** Start Page extract **

Does anyone know if we can approximate a bounded (i.e. bounded sets in V are mapped to bounded sets in V': for every bounded $U\subseteq V$ and $x\in U$, there exists $K_U>0$ such that $\|f(x)\|_{V'}\leq K_U$, or, in particular, for an $r>0$ and $\|x\|_V\leq r$, $\|f(x)\|_{V'}\leq K_r$) and continuous mapping $f\colon V\rightarrow V'$, where $V,V'$ are real Hilbert spaces, by a sequence of Lipschitz mappings such that the sequence converges uniformly to $f$ on compact sets?
Thank you very much for any help.
Possible weak answer:
The following is my attempt to answer the question. Well, I only got Lipschitz-on-bounded-and-closed-sets sequence instead of globally Lipschitz. It will be appreciated if someone can check my argument, and if one can also point me to the globally Lipschitz sequence.
So, we will construct a sequence $(f_n)_{n\in\mathbb{N}}$ such that each $f_n$ is Lipschitz on bounded and closed sets, and such that $\underset{n\rightarrow\infty}{\lim} f_n=f$ uniformly on compact sets. For any $n$, take the usual bump function $\rho_n\colon\mathbb{R}^n\rightarrow\mathbb{R}$ such that
support$(\rho_n)=${$\xi\in\mathbb{R}^n\colon\|\xi\|\leq\frac{1}{n}$}, and $\int_{\mathbb{R}^n}\rho_n(\xi)d\xi=1$.
Take any orthonormal basis of $V$, $(e_k)_{k\in\mathbb{N}}$, and define the operator $Q_n\colon V\rightarrow \mathbb{R}^n$ through
$Q_n x:=(<x,e_1>,\ldots,<x,e_n>)$
for every $x\in V$. Then, define $f_n$ through
$f_n(x):=\int_{\mathbb{R}^n}\rho_n(\xi-Q_n x)f(\sum_{k=1}^n\xi_k e_k)d\xi$.
We will first show that $f_n$ is Lipschitz. Denote by $B(x_0,r)$ the closed ball in $\mathbb{R}^n$ with center $x_0$ and radius $r$. Also for brevity, denote $B^n_{x_0}$ as a closed ball of center $x_0$ with radius $\frac{1}{n}$ in $\mathbb{R}^n$. Well, since a bump function is smooth and has compact support, it is globally Lipschitz (with Lipschitz constant $\text{Lip}(\rho_n)$) (thank you for Igor Rivin and copper.hat for pointing this out in another post), and, therefore, for any $\|x\|_V,\|y\|_V\leq r$ we have
\begin{eqnarray} \|f_n(x)-f_n(y)\|_{V'}&&=\|\int_{B^n_x\cup B^n_y}(\rho_n(\xi-Q_n x)-\rho_n(\xi-Q_n y))f(\sum_{k=1}^n\xi_k e_k)d\xi\|_{V'}\\ &&\leq \text{Lip}(\rho_n)\|Q_n(x-y)\|_{\mathbb{R}^n}\,.\,K_{r+\frac{1}{n}} \,.\,2\text{Volume}(B(0,\frac{1}{n}))\\ &&\leq \text{Lip}(\rho_n)\,.\,K_{r+\frac{1}{n}} \,.\,2\text{Volume}(B(0,\frac{1}{n}))\,.\,\|x-y\|_V \end{eqnarray}
where the last inequality follows from Parseval's and where $K_{r+\frac{1}{n}}$ is the bound (see description of boundedness above) that comes from the boundedness of $f$.

** End Page extract **

- Exercise task 1 -
In the Lipschitz approximation thread, why does the bump function $\rho_n$ have a global Lipschitz constant $\text{Lip}(\rho_n)$? Answer in one to three sentences.
- Exercise task 2 -
Continue the Lipschitz approximation thread from its last sentence.

** Start Entries **

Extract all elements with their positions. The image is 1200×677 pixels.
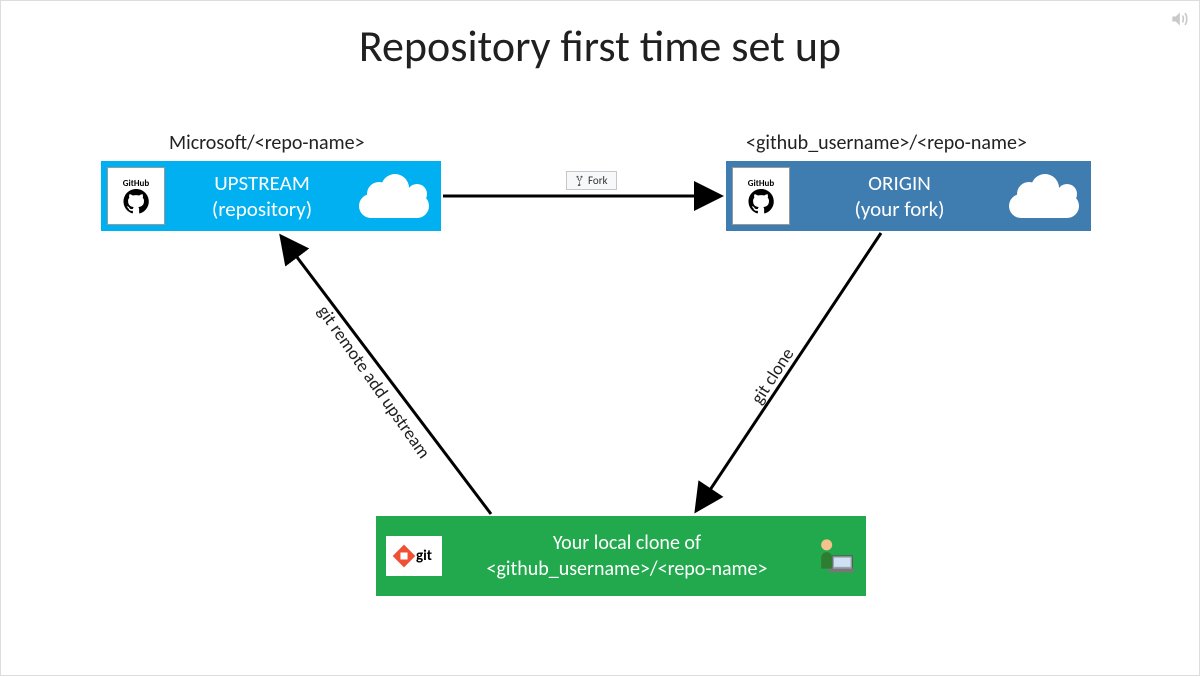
origin-title: ORIGIN <box>790 170 1009 196</box>
git-clone-label: git clone <box>746 344 798 408</box>
github-icon: GitHub <box>732 167 790 225</box>
upstream-box: GitHub UPSTREAM (repository) <box>101 161 441 231</box>
origin-box: GitHub ORIGIN (your fork) <box>726 161 1091 231</box>
git-remote-label: git remote add upstream <box>313 301 435 462</box>
upstream-text: UPSTREAM (repository) <box>165 170 359 223</box>
upstream-path-label: Microsoft/<repo-name> <box>169 131 365 155</box>
git-icon: git <box>386 536 442 576</box>
cloud-icon <box>1009 174 1079 218</box>
github-icon: GitHub <box>107 167 165 225</box>
local-line1: Your local clone of <box>442 530 812 556</box>
local-clone-box: git Your local clone of <github_username… <box>376 516 866 596</box>
origin-path-label: <github_username>/<repo-name> <box>746 131 1027 155</box>
github-icon-label: GitHub <box>748 178 774 189</box>
git-label: git <box>416 547 432 565</box>
upstream-subtitle: (repository) <box>165 196 359 222</box>
origin-subtitle: (your fork) <box>790 196 1009 222</box>
fork-label: Fork <box>588 174 608 187</box>
cloud-icon <box>359 174 429 218</box>
local-line2: <github_username>/<repo-name> <box>442 556 812 582</box>
page-title: Repository first time set up <box>1 19 1199 73</box>
local-text: Your local clone of <github_username>/<r… <box>442 530 812 582</box>
github-icon-label: GitHub <box>123 178 149 189</box>
origin-text: ORIGIN (your fork) <box>790 170 1009 223</box>
user-computer-icon <box>812 532 856 581</box>
upstream-title: UPSTREAM <box>165 170 359 196</box>
fork-button[interactable]: Fork <box>566 171 617 190</box>
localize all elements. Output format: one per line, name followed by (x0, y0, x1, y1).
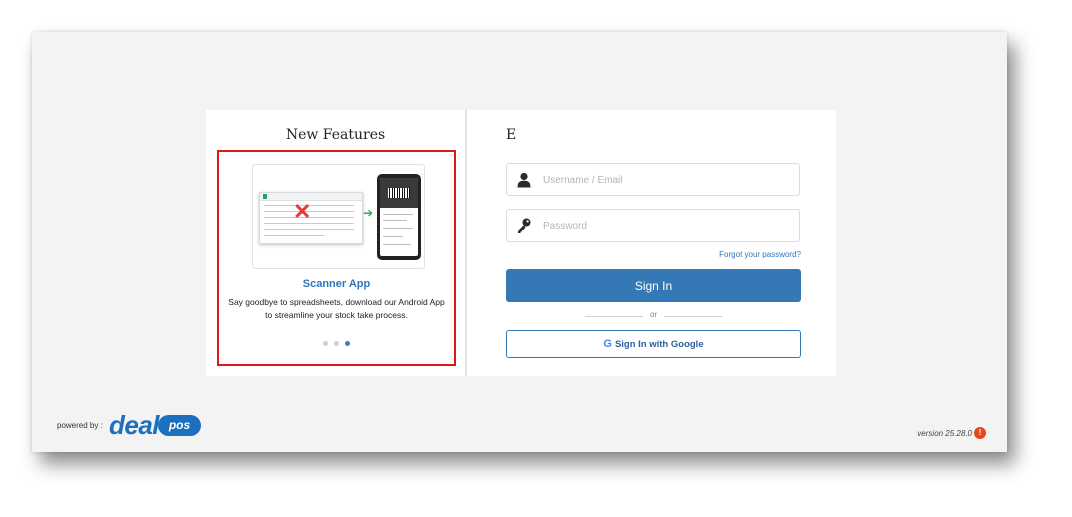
phone-illustration (377, 174, 421, 260)
feature-name: Scanner App (302, 278, 371, 290)
google-sign-in-label: Sign In with Google (614, 338, 704, 350)
dealpos-logo: deal (109, 410, 160, 440)
new-features-panel: New Features ✕ ➔ Scanner App Say goodbye… (206, 110, 467, 376)
carousel-dots (219, 341, 454, 346)
powered-by-label: powered by : (57, 421, 103, 430)
version-label: version 25.28.0 (917, 429, 972, 438)
carousel-dot-1[interactable] (323, 341, 328, 346)
username-field[interactable] (506, 163, 800, 197)
or-label: or (649, 310, 658, 319)
google-sign-in-button[interactable]: G Sign In with Google (506, 330, 801, 358)
google-icon: G (603, 338, 612, 350)
barcode-icon (388, 188, 410, 198)
user-icon (517, 172, 531, 188)
login-card: New Features ✕ ➔ Scanner App Say goodbye… (206, 110, 836, 376)
password-field[interactable] (506, 209, 800, 243)
carousel-dot-3[interactable] (345, 341, 350, 346)
scanner-app-image: ✕ ➔ (252, 164, 425, 269)
key-icon (518, 218, 531, 233)
red-x-icon: ✕ (293, 199, 312, 224)
arrow-right-icon: ➔ (363, 206, 374, 220)
sign-in-button[interactable]: Sign In (506, 269, 801, 302)
dealpos-logo-badge: pos (158, 415, 201, 436)
version-alert-icon[interactable]: ! (974, 427, 986, 439)
features-title: New Features (285, 127, 386, 143)
feature-description: Say goodbye to spreadsheets, download ou… (228, 297, 445, 320)
carousel-dot-2[interactable] (334, 341, 339, 346)
sheets-logo-icon (263, 194, 267, 199)
password-input[interactable] (541, 210, 795, 243)
login-page: New Features ✕ ➔ Scanner App Say goodbye… (32, 32, 1007, 452)
forgot-password-link[interactable]: Forgot your password? (719, 250, 801, 259)
or-divider: or (585, 310, 722, 322)
brand-letter: E (506, 127, 517, 143)
feature-carousel[interactable]: ✕ ➔ Scanner App Say goodbye to spreadshe… (217, 150, 456, 366)
username-input[interactable] (541, 164, 795, 197)
signin-panel: E Forgot your password? Sign In (467, 110, 836, 376)
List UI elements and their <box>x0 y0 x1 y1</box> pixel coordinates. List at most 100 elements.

** End Entries **

- Exercise answer 1 -
A bump function is smooth and has compact support, so it is globally Lipschitz. That is why $\rho_n$ has a single Lipschitz constant $\text{Lip}(\rho_n)$, which the estimate of $\|f_n(x)-f_n(y)\|_{V'}$ then uses.

- Exercise answer 2 -
Now we will show the uniform convergence. We have for every compact set $U$ and any $x\in U$,
\begin{eqnarray} \|f(x)-f_n(x)\|_{V'}&&=\|\int_{B^n_x}\rho_n(\xi-Q_n x)(f(x)-f(\sum_{k=1}^n\xi_k e_k))d\xi\|_{V'}\\ &&=\|\int_{B^n_0}\rho_n(\xi)(f(x)-f(\sum_{k=1}^n(<x,e_k>+\xi_k) e_k))d\xi\|_{V'}\\ &&\leq \int_{B^n_0}\rho_n(\xi)\|f(x)-f(\sum_{k=1}^n(<x,e_k>+\xi_k) e_k)\|_{V'}d\xi, \end{eqnarray}
Using the compactness of the set (please verify if the following set is indeed compact)
$G:=U\cup(\bigcup_{n=1}^\infty\left\lbrace \sum_{k=1}^n(<x,e_k>+\xi_k) e_k\colon x\in U\text{ and }\sum_{k=1}^n\xi_k^2\leq\frac{1}{n^2}\right\rbrace)$
and the fact that $f$ is uniformly continuous over $G$, we can therefore imply that
\begin{eqnarray} \underset{x\in U}{\sup}\|f(x)-f_n(x)\|_{V'}&&\leq \underset{\substack{\|x-y\|_V\leq\delta_n\\x,y\in G}}{\sup}\|f(x)-f(y)\|_{V'}\rightarrow 0 \end{eqnarray}
where $\delta_n$ decreases to $0$, and indeed we can take $\delta_n$ as (please verify)
\begin{eqnarray} \delta_n:=\underset{x\in U}{\sup}\|x-\sum_{k=1}^n<x,e_k>e_k\|_V+\frac{1}{n}, \end{eqnarray}
which is indeed finite for every $n$, as $U$ is compact and therefore bounded.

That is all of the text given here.